What to do: Using the data below, gather each line that includes the word "Community".

Dataset listings of figures:
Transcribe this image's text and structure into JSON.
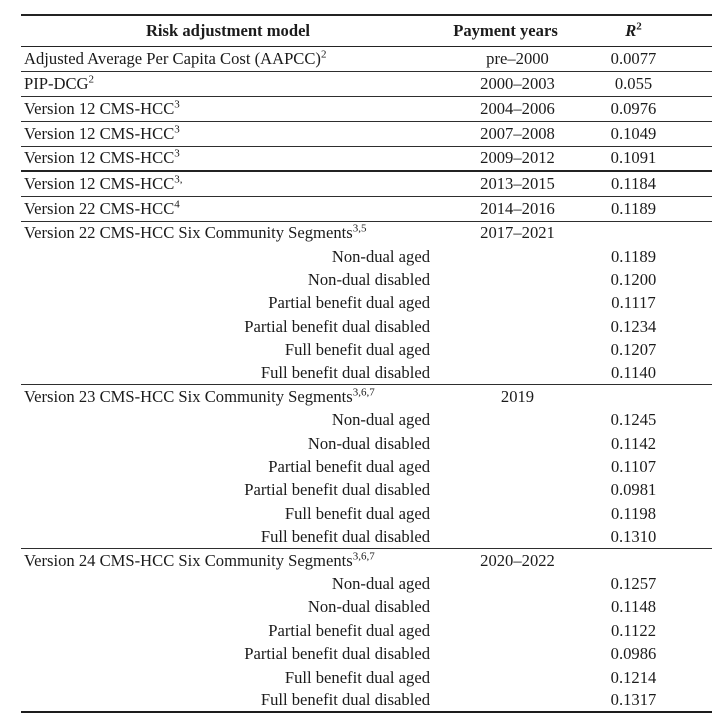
{
  "colors": {
    "text": "#1b1b1b",
    "rule": "#232323",
    "background": "#ffffff"
  },
  "table": {
    "headers": {
      "model": "Risk adjustment model",
      "years": "Payment years",
      "r2_base": "R",
      "r2_sup": "2"
    },
    "rows": [
      {
        "model": "Adjusted Average Per Capita Cost (AAPCC)",
        "sup": "2",
        "years": "pre–2000",
        "r2": "0.0077",
        "kind": "model",
        "rule": "thin"
      },
      {
        "model": "PIP-DCG",
        "sup": "2",
        "years": "2000–2003",
        "r2": "0.055",
        "kind": "model",
        "rule": "thin"
      },
      {
        "model": "Version 12 CMS-HCC",
        "sup": "3",
        "years": "2004–2006",
        "r2": "0.0976",
        "kind": "model",
        "rule": "thin"
      },
      {
        "model": "Version 12 CMS-HCC",
        "sup": "3",
        "years": "2007–2008",
        "r2": "0.1049",
        "kind": "model",
        "rule": "thin"
      },
      {
        "model": "Version 12 CMS-HCC",
        "sup": "3",
        "years": "2009–2012",
        "r2": "0.1091",
        "kind": "model",
        "rule": "medium"
      },
      {
        "model": "Version 12 CMS-HCC",
        "sup": "3,",
        "years": "2013–2015",
        "r2": "0.1184",
        "kind": "model",
        "rule": "thin"
      },
      {
        "model": "Version 22 CMS-HCC",
        "sup": "4",
        "years": "2014–2016",
        "r2": "0.1189",
        "kind": "model",
        "rule": "thin"
      },
      {
        "model": "Version 22 CMS-HCC Six Community Segments",
        "sup": "3,5",
        "years": "2017–2021",
        "r2": "",
        "kind": "section",
        "rule": "none"
      },
      {
        "model": "Non-dual aged",
        "sup": "",
        "years": "",
        "r2": "0.1189",
        "kind": "sub",
        "rule": "none"
      },
      {
        "model": "Non-dual disabled",
        "sup": "",
        "years": "",
        "r2": "0.1200",
        "kind": "sub",
        "rule": "none"
      },
      {
        "model": "Partial benefit dual aged",
        "sup": "",
        "years": "",
        "r2": "0.1117",
        "kind": "sub",
        "rule": "none"
      },
      {
        "model": "Partial benefit dual disabled",
        "sup": "",
        "years": "",
        "r2": "0.1234",
        "kind": "sub",
        "rule": "none"
      },
      {
        "model": "Full benefit dual aged",
        "sup": "",
        "years": "",
        "r2": "0.1207",
        "kind": "sub",
        "rule": "none"
      },
      {
        "model": "Full benefit dual disabled",
        "sup": "",
        "years": "",
        "r2": "0.1140",
        "kind": "sub",
        "rule": "thin"
      },
      {
        "model": "Version 23 CMS-HCC Six Community Segments",
        "sup": "3,6,7",
        "years": "2019",
        "r2": "",
        "kind": "section",
        "rule": "none"
      },
      {
        "model": "Non-dual aged",
        "sup": "",
        "years": "",
        "r2": "0.1245",
        "kind": "sub",
        "rule": "none"
      },
      {
        "model": "Non-dual disabled",
        "sup": "",
        "years": "",
        "r2": "0.1142",
        "kind": "sub",
        "rule": "none"
      },
      {
        "model": "Partial benefit dual aged",
        "sup": "",
        "years": "",
        "r2": "0.1107",
        "kind": "sub",
        "rule": "none"
      },
      {
        "model": "Partial benefit dual disabled",
        "sup": "",
        "years": "",
        "r2": "0.0981",
        "kind": "sub",
        "rule": "none"
      },
      {
        "model": "Full benefit dual aged",
        "sup": "",
        "years": "",
        "r2": "0.1198",
        "kind": "sub",
        "rule": "none"
      },
      {
        "model": "Full benefit dual disabled",
        "sup": "",
        "years": "",
        "r2": "0.1310",
        "kind": "sub",
        "rule": "thin"
      },
      {
        "model": "Version 24 CMS-HCC Six Community Segments",
        "sup": "3,6,7",
        "years": "2020–2022",
        "r2": "",
        "kind": "section",
        "rule": "none"
      },
      {
        "model": "Non-dual aged",
        "sup": "",
        "years": "",
        "r2": "0.1257",
        "kind": "sub",
        "rule": "none"
      },
      {
        "model": "Non-dual disabled",
        "sup": "",
        "years": "",
        "r2": "0.1148",
        "kind": "sub",
        "rule": "none"
      },
      {
        "model": "Partial benefit dual aged",
        "sup": "",
        "years": "",
        "r2": "0.1122",
        "kind": "sub",
        "rule": "none"
      },
      {
        "model": "Partial benefit dual disabled",
        "sup": "",
        "years": "",
        "r2": "0.0986",
        "kind": "sub",
        "rule": "none"
      },
      {
        "model": "Full benefit dual aged",
        "sup": "",
        "years": "",
        "r2": "0.1214",
        "kind": "sub",
        "rule": "none"
      },
      {
        "model": "Full benefit dual disabled",
        "sup": "",
        "years": "",
        "r2": "0.1317",
        "kind": "sub",
        "rule": "thick"
      }
    ]
  }
}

Response:
        "model": "Version 22 CMS-HCC Six Community Segments",
        "model": "Version 23 CMS-HCC Six Community Segments",
        "model": "Version 24 CMS-HCC Six Community Segments",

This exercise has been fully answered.